What you need to do ->
Copy out the data below, replacing each "bus-icon" with "transit-icon" and keeping everything else the same. Omit the pictures.

Entries supplied ->

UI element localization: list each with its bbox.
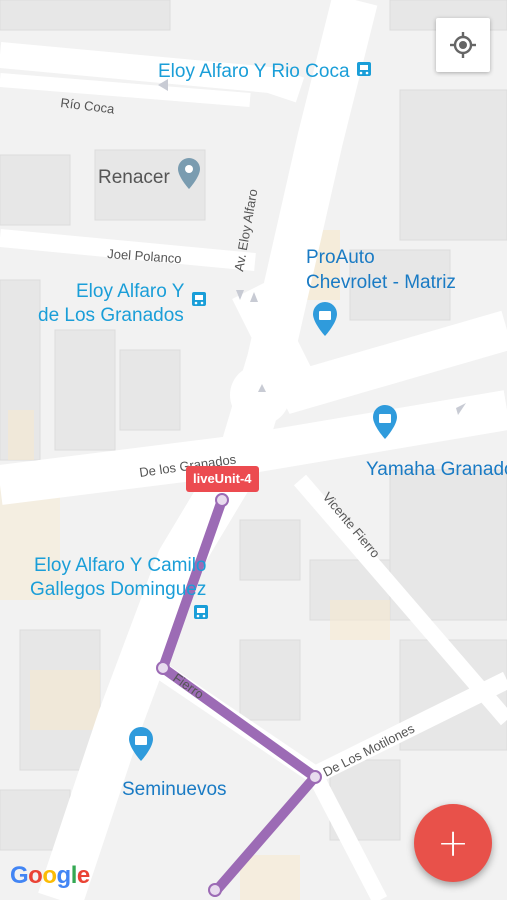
transit-stop-label[interactable]: Eloy Alfaro Y Rio Coca	[158, 61, 350, 82]
route-waypoint[interactable]	[156, 661, 170, 675]
transit-stop-label[interactable]: Eloy Alfaro Y	[76, 281, 185, 302]
vehicle-marker-label[interactable]: liveUnit-4	[186, 466, 259, 492]
my-location-button[interactable]	[436, 18, 490, 72]
place-label-renacer[interactable]: Renacer	[98, 167, 170, 188]
google-logo: Google	[10, 862, 90, 889]
bus-icon	[192, 292, 206, 306]
route-waypoint[interactable]	[215, 493, 229, 507]
place-label-seminuevos[interactable]: Seminuevos	[122, 779, 227, 800]
bus-icon	[194, 605, 208, 619]
place-label-yamaha[interactable]: Yamaha Granados	[366, 459, 507, 480]
add-button[interactable]: +	[414, 804, 492, 882]
transit-stop-label[interactable]: Gallegos Dominguez	[30, 579, 206, 600]
place-label-proauto[interactable]: ProAuto	[306, 247, 375, 268]
bus-icon	[357, 62, 371, 76]
transit-stop-label[interactable]: de Los Granados	[38, 305, 184, 326]
route-waypoint[interactable]	[208, 883, 222, 897]
place-label-proauto[interactable]: Chevrolet - Matriz	[306, 272, 456, 293]
transit-stop-label[interactable]: Eloy Alfaro Y Camilo	[34, 555, 207, 576]
plus-icon: +	[437, 821, 469, 865]
route-waypoint[interactable]	[308, 770, 322, 784]
my-location-icon	[450, 32, 476, 58]
map-canvas[interactable]: Río Coca Joel Polanco Av. Eloy Alfaro De…	[0, 0, 507, 900]
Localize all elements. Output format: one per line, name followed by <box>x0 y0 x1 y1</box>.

Reply to the task ->
UI element localization: list each with its bbox.
transit-stop-label[interactable]: Eloy Alfaro Y Rio Coca	[158, 61, 350, 82]
route-waypoint[interactable]	[156, 661, 170, 675]
transit-stop-label[interactable]: Eloy Alfaro Y	[76, 281, 185, 302]
vehicle-marker-label[interactable]: liveUnit-4	[186, 466, 259, 492]
my-location-button[interactable]	[436, 18, 490, 72]
place-label-renacer[interactable]: Renacer	[98, 167, 170, 188]
google-logo: Google	[10, 862, 90, 889]
transit-icon	[192, 292, 206, 306]
route-waypoint[interactable]	[215, 493, 229, 507]
place-label-seminuevos[interactable]: Seminuevos	[122, 779, 227, 800]
transit-icon	[194, 605, 208, 619]
place-label-yamaha[interactable]: Yamaha Granados	[366, 459, 507, 480]
add-button[interactable]: +	[414, 804, 492, 882]
transit-stop-label[interactable]: Gallegos Dominguez	[30, 579, 206, 600]
place-label-proauto[interactable]: ProAuto	[306, 247, 375, 268]
transit-icon	[357, 62, 371, 76]
transit-stop-label[interactable]: de Los Granados	[38, 305, 184, 326]
route-waypoint[interactable]	[208, 883, 222, 897]
place-label-proauto[interactable]: Chevrolet - Matriz	[306, 272, 456, 293]
transit-stop-label[interactable]: Eloy Alfaro Y Camilo	[34, 555, 207, 576]
plus-icon: +	[437, 821, 469, 865]
route-waypoint[interactable]	[308, 770, 322, 784]
my-location-icon	[450, 32, 476, 58]
map-canvas[interactable]: Río Coca Joel Polanco Av. Eloy Alfaro De…	[0, 0, 507, 900]
Localize all elements. Output format: one per line, name followed by <box>x0 y0 x1 y1</box>.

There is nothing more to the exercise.